TASK -> Answer with one number: how many lines hold "Nivel".

[Collection entries]
+ + +

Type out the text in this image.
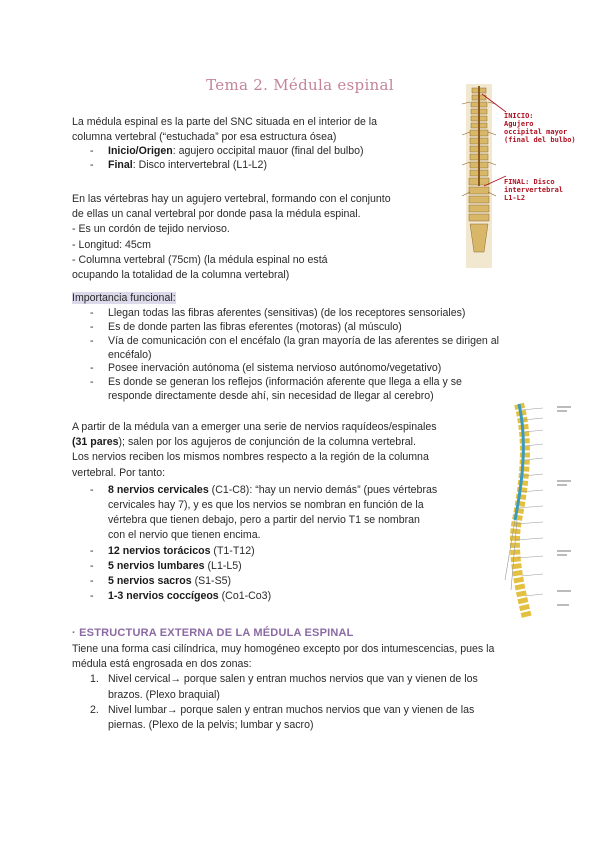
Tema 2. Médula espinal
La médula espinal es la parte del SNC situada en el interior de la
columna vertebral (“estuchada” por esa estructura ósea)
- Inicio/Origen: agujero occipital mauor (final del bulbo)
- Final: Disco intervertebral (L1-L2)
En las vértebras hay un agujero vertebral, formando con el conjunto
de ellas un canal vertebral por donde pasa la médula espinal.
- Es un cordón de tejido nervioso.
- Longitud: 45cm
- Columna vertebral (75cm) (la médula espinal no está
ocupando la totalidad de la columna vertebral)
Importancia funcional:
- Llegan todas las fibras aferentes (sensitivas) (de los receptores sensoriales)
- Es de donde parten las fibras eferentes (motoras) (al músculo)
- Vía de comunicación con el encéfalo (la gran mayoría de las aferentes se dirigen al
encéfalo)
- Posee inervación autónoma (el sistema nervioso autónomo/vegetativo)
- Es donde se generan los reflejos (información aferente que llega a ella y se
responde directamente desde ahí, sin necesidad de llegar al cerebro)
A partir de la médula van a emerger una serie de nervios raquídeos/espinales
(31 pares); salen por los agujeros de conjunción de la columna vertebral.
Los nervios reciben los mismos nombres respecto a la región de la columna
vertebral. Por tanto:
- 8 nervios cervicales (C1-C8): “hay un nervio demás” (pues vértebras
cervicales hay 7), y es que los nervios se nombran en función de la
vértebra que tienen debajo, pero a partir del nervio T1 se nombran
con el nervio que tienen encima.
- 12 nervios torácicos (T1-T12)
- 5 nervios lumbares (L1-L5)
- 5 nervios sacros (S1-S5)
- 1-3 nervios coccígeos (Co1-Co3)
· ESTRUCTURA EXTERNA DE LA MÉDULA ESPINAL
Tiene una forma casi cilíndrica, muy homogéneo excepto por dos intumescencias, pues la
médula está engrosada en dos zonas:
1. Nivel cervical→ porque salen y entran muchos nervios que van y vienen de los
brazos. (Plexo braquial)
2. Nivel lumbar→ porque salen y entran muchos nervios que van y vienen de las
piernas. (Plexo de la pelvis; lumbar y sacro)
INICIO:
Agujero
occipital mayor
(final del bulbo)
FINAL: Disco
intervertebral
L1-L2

+ + +

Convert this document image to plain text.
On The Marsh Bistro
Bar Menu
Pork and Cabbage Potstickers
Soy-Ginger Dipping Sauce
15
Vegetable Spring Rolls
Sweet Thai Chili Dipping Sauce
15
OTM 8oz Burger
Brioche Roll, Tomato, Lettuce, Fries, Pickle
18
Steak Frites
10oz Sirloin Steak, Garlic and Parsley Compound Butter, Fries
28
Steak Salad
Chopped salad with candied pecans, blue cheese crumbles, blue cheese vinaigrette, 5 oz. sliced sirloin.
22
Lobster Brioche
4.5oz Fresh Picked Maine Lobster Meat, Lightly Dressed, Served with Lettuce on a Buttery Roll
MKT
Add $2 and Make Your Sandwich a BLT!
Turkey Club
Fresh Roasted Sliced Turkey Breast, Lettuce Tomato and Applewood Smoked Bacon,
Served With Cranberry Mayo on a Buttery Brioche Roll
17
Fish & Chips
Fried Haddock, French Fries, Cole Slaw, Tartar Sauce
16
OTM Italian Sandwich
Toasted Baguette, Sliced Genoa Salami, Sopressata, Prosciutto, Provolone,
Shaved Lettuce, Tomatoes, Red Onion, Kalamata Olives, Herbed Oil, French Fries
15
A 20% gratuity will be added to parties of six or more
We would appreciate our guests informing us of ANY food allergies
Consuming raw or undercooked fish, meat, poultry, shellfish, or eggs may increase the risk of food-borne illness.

+ + +

RESPONSE TO THE TASK -> 2